Brief: Edit the listing below so that every "move-number" becomes "move-index", and keep all other text the same.

Element and region data:
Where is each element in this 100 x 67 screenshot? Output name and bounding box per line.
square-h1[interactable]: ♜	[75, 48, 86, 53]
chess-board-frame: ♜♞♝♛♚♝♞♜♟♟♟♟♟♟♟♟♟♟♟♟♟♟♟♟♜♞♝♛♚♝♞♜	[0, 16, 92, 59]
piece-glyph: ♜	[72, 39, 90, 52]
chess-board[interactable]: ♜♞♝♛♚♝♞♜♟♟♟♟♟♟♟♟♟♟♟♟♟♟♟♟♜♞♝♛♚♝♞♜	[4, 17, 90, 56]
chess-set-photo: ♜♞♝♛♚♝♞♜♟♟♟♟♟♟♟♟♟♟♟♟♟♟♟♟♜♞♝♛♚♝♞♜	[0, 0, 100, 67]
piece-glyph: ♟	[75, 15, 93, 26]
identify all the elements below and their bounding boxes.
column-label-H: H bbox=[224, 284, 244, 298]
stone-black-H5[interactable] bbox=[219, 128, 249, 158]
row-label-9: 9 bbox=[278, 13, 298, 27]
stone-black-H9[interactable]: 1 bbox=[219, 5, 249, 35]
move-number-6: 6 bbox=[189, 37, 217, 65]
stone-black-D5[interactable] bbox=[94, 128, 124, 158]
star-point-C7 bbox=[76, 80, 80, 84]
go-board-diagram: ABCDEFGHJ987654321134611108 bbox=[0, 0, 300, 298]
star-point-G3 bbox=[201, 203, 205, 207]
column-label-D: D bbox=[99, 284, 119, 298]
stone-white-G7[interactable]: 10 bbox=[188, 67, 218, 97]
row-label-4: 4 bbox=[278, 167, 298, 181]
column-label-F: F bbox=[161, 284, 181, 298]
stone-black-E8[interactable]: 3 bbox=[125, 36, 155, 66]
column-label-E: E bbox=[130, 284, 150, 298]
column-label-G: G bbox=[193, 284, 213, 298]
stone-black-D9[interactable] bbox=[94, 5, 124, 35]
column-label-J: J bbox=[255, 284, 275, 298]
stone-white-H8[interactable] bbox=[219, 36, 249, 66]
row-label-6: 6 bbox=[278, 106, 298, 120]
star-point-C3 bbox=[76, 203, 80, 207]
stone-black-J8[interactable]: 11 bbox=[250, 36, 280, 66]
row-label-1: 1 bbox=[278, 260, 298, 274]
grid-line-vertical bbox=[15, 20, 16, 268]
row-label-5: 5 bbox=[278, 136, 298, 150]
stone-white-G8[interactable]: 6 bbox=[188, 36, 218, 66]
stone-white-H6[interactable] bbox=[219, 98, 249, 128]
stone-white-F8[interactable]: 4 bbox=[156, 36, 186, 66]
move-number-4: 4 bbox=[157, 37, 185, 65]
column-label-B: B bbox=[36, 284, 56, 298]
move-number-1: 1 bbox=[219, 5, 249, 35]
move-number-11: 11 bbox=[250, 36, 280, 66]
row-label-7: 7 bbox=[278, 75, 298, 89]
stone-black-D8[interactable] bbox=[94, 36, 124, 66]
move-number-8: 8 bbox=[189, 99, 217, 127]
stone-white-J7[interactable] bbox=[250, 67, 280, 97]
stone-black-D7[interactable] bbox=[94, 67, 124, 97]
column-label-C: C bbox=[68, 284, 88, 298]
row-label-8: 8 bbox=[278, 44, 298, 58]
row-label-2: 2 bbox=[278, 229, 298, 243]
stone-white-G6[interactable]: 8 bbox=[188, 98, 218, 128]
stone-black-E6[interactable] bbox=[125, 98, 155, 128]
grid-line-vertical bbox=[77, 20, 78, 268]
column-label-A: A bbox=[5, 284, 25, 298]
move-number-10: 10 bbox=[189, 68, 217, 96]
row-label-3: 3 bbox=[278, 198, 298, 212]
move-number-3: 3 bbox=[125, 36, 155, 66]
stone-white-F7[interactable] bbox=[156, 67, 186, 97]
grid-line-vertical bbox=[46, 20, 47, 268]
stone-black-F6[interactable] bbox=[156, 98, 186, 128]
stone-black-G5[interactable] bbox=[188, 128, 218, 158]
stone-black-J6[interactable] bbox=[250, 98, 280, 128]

Written response:
Where is each element in this 100 x 67 screenshot? Output name and bounding box per line.
square-h1[interactable]: ♜	[75, 48, 86, 53]
chess-board-frame: ♜♞♝♛♚♝♞♜♟♟♟♟♟♟♟♟♟♟♟♟♟♟♟♟♜♞♝♛♚♝♞♜	[0, 16, 92, 59]
piece-glyph: ♜	[72, 39, 90, 52]
chess-board[interactable]: ♜♞♝♛♚♝♞♜♟♟♟♟♟♟♟♟♟♟♟♟♟♟♟♟♜♞♝♛♚♝♞♜	[4, 17, 90, 56]
chess-set-photo: ♜♞♝♛♚♝♞♜♟♟♟♟♟♟♟♟♟♟♟♟♟♟♟♟♜♞♝♛♚♝♞♜	[0, 0, 100, 67]
piece-glyph: ♟	[75, 15, 93, 26]
identify all the elements below and their bounding boxes.
column-label-H: H bbox=[224, 284, 244, 298]
stone-black-H5[interactable] bbox=[219, 128, 249, 158]
row-label-9: 9 bbox=[278, 13, 298, 27]
stone-black-H9[interactable]: 1 bbox=[219, 5, 249, 35]
move-index-6: 6 bbox=[189, 37, 217, 65]
stone-black-D5[interactable] bbox=[94, 128, 124, 158]
star-point-C7 bbox=[76, 80, 80, 84]
go-board-diagram: ABCDEFGHJ987654321134611108 bbox=[0, 0, 300, 298]
star-point-G3 bbox=[201, 203, 205, 207]
column-label-D: D bbox=[99, 284, 119, 298]
stone-white-G7[interactable]: 10 bbox=[188, 67, 218, 97]
row-label-4: 4 bbox=[278, 167, 298, 181]
column-label-F: F bbox=[161, 284, 181, 298]
stone-black-E8[interactable]: 3 bbox=[125, 36, 155, 66]
column-label-E: E bbox=[130, 284, 150, 298]
column-label-G: G bbox=[193, 284, 213, 298]
stone-black-D9[interactable] bbox=[94, 5, 124, 35]
column-label-J: J bbox=[255, 284, 275, 298]
stone-white-H8[interactable] bbox=[219, 36, 249, 66]
row-label-6: 6 bbox=[278, 106, 298, 120]
star-point-C3 bbox=[76, 203, 80, 207]
stone-black-J8[interactable]: 11 bbox=[250, 36, 280, 66]
row-label-1: 1 bbox=[278, 260, 298, 274]
grid-line-vertical bbox=[15, 20, 16, 268]
row-label-5: 5 bbox=[278, 136, 298, 150]
stone-white-G8[interactable]: 6 bbox=[188, 36, 218, 66]
stone-white-H6[interactable] bbox=[219, 98, 249, 128]
stone-white-F8[interactable]: 4 bbox=[156, 36, 186, 66]
move-index-4: 4 bbox=[157, 37, 185, 65]
column-label-B: B bbox=[36, 284, 56, 298]
move-index-1: 1 bbox=[219, 5, 249, 35]
move-index-11: 11 bbox=[250, 36, 280, 66]
row-label-7: 7 bbox=[278, 75, 298, 89]
stone-black-D8[interactable] bbox=[94, 36, 124, 66]
move-index-8: 8 bbox=[189, 99, 217, 127]
stone-white-J7[interactable] bbox=[250, 67, 280, 97]
stone-black-D7[interactable] bbox=[94, 67, 124, 97]
column-label-C: C bbox=[68, 284, 88, 298]
row-label-8: 8 bbox=[278, 44, 298, 58]
row-label-2: 2 bbox=[278, 229, 298, 243]
stone-white-G6[interactable]: 8 bbox=[188, 98, 218, 128]
stone-black-E6[interactable] bbox=[125, 98, 155, 128]
grid-line-vertical bbox=[77, 20, 78, 268]
column-label-A: A bbox=[5, 284, 25, 298]
move-index-10: 10 bbox=[189, 68, 217, 96]
row-label-3: 3 bbox=[278, 198, 298, 212]
move-index-3: 3 bbox=[125, 36, 155, 66]
stone-white-F7[interactable] bbox=[156, 67, 186, 97]
grid-line-vertical bbox=[46, 20, 47, 268]
stone-black-F6[interactable] bbox=[156, 98, 186, 128]
stone-black-G5[interactable] bbox=[188, 128, 218, 158]
stone-black-J6[interactable] bbox=[250, 98, 280, 128]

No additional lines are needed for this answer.